## BEGIN Records provided
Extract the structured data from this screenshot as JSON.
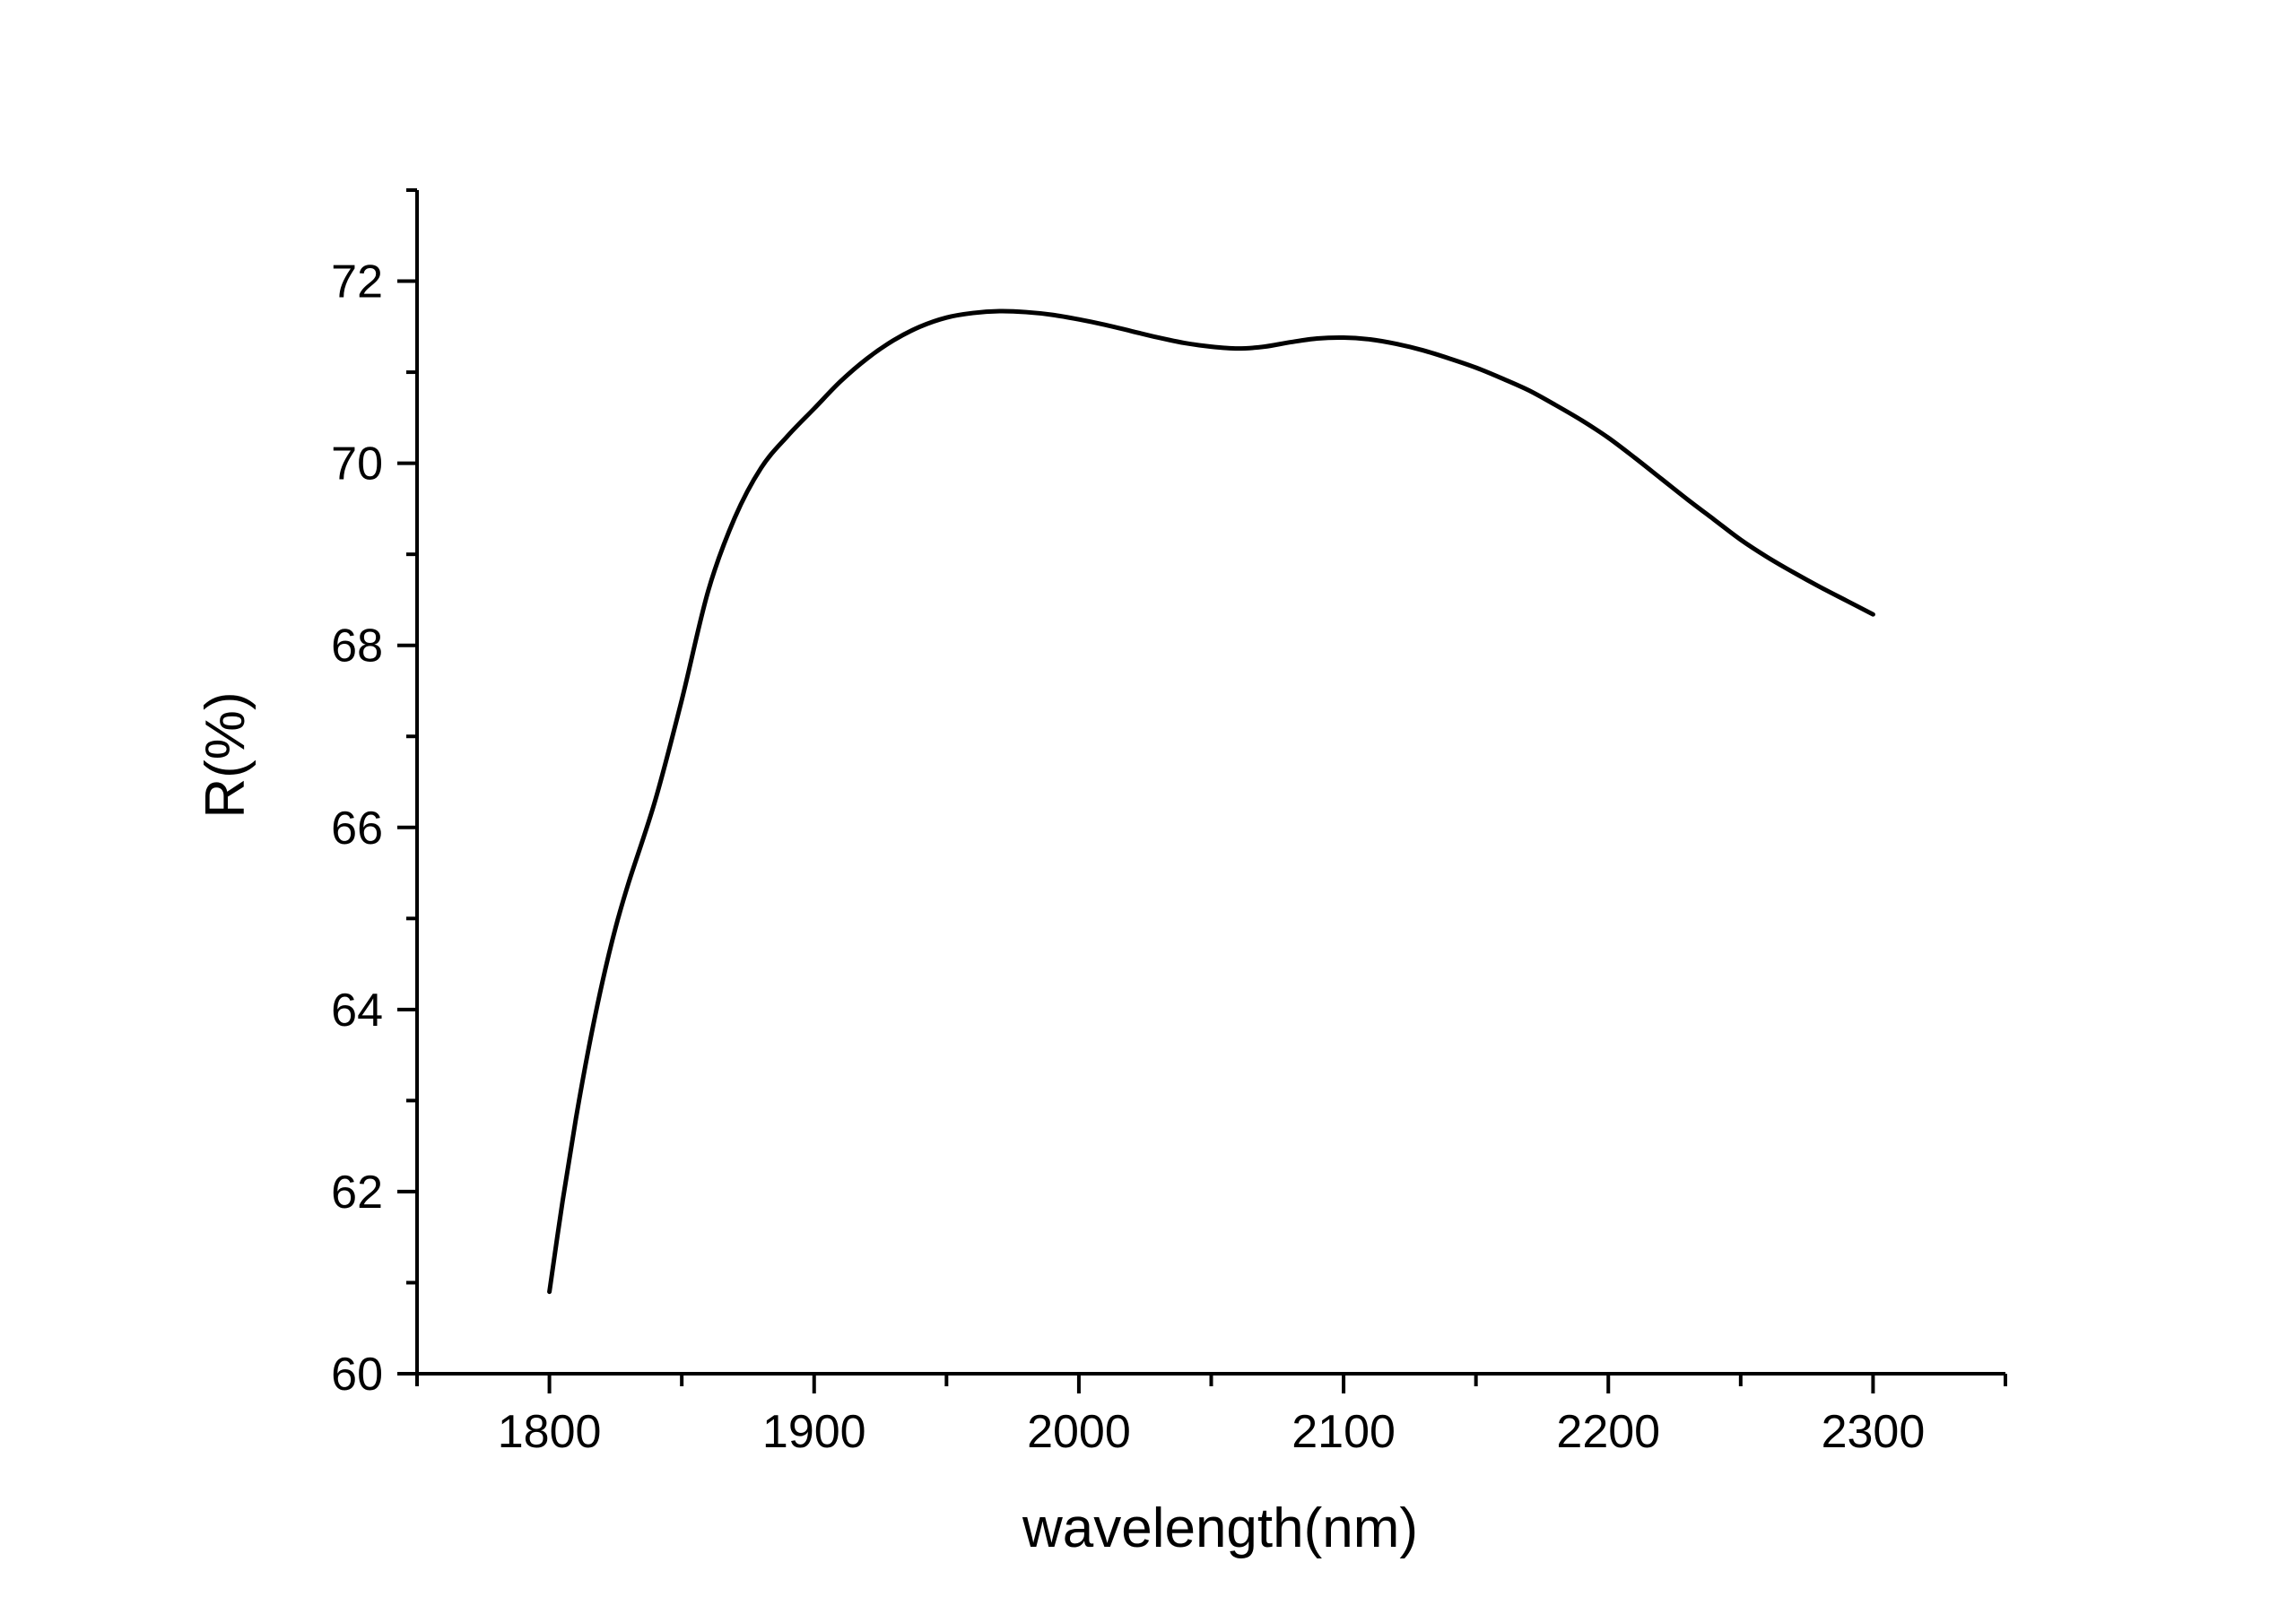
{
  "chart_data": {
    "type": "line",
    "title": "",
    "xlabel": "wavelength(nm)",
    "ylabel": "R(%)",
    "xlim": [
      1750,
      2350
    ],
    "ylim": [
      60,
      73
    ],
    "x_ticks": [
      1800,
      1900,
      2000,
      2100,
      2200,
      2300
    ],
    "x_tick_labels": [
      "1800",
      "1900",
      "2000",
      "2100",
      "2200",
      "2300"
    ],
    "y_ticks": [
      60,
      62,
      64,
      66,
      68,
      70,
      72
    ],
    "y_tick_labels": [
      "60",
      "62",
      "64",
      "66",
      "68",
      "70",
      "72"
    ],
    "grid": false,
    "legend": "none",
    "line_color": "#000000",
    "series": [
      {
        "x": [
          1800,
          1805,
          1810,
          1815,
          1820,
          1825,
          1830,
          1840,
          1850,
          1860,
          1870,
          1880,
          1890,
          1900,
          1910,
          1920,
          1930,
          1940,
          1950,
          1960,
          1970,
          1980,
          1990,
          2000,
          2010,
          2020,
          2030,
          2040,
          2050,
          2060,
          2070,
          2080,
          2090,
          2100,
          2110,
          2120,
          2130,
          2140,
          2150,
          2160,
          2170,
          2180,
          2190,
          2200,
          2210,
          2220,
          2230,
          2240,
          2250,
          2260,
          2270,
          2280,
          2290,
          2300
        ],
        "y": [
          60.9,
          61.9,
          62.8,
          63.6,
          64.3,
          64.9,
          65.4,
          66.3,
          67.4,
          68.6,
          69.4,
          69.95,
          70.3,
          70.6,
          70.9,
          71.15,
          71.35,
          71.5,
          71.6,
          71.65,
          71.67,
          71.66,
          71.63,
          71.58,
          71.52,
          71.45,
          71.38,
          71.32,
          71.28,
          71.26,
          71.28,
          71.33,
          71.37,
          71.38,
          71.36,
          71.31,
          71.24,
          71.15,
          71.05,
          70.93,
          70.8,
          70.64,
          70.47,
          70.28,
          70.06,
          69.83,
          69.6,
          69.38,
          69.16,
          68.97,
          68.8,
          68.64,
          68.49,
          68.34
        ]
      }
    ]
  }
}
## END Records provided
== Request ==
Transcribe every record above exactly, leaving out the pictures.

== Result of this task ==
Extract the structured data from this screenshot as JSON.
{
  "chart_data": {
    "type": "line",
    "title": "",
    "xlabel": "wavelength(nm)",
    "ylabel": "R(%)",
    "xlim": [
      1750,
      2350
    ],
    "ylim": [
      60,
      73
    ],
    "x_ticks": [
      1800,
      1900,
      2000,
      2100,
      2200,
      2300
    ],
    "x_tick_labels": [
      "1800",
      "1900",
      "2000",
      "2100",
      "2200",
      "2300"
    ],
    "y_ticks": [
      60,
      62,
      64,
      66,
      68,
      70,
      72
    ],
    "y_tick_labels": [
      "60",
      "62",
      "64",
      "66",
      "68",
      "70",
      "72"
    ],
    "grid": false,
    "legend": "none",
    "line_color": "#000000",
    "series": [
      {
        "x": [
          1800,
          1805,
          1810,
          1815,
          1820,
          1825,
          1830,
          1840,
          1850,
          1860,
          1870,
          1880,
          1890,
          1900,
          1910,
          1920,
          1930,
          1940,
          1950,
          1960,
          1970,
          1980,
          1990,
          2000,
          2010,
          2020,
          2030,
          2040,
          2050,
          2060,
          2070,
          2080,
          2090,
          2100,
          2110,
          2120,
          2130,
          2140,
          2150,
          2160,
          2170,
          2180,
          2190,
          2200,
          2210,
          2220,
          2230,
          2240,
          2250,
          2260,
          2270,
          2280,
          2290,
          2300
        ],
        "y": [
          60.9,
          61.9,
          62.8,
          63.6,
          64.3,
          64.9,
          65.4,
          66.3,
          67.4,
          68.6,
          69.4,
          69.95,
          70.3,
          70.6,
          70.9,
          71.15,
          71.35,
          71.5,
          71.6,
          71.65,
          71.67,
          71.66,
          71.63,
          71.58,
          71.52,
          71.45,
          71.38,
          71.32,
          71.28,
          71.26,
          71.28,
          71.33,
          71.37,
          71.38,
          71.36,
          71.31,
          71.24,
          71.15,
          71.05,
          70.93,
          70.8,
          70.64,
          70.47,
          70.28,
          70.06,
          69.83,
          69.6,
          69.38,
          69.16,
          68.97,
          68.8,
          68.64,
          68.49,
          68.34
        ]
      }
    ]
  }
}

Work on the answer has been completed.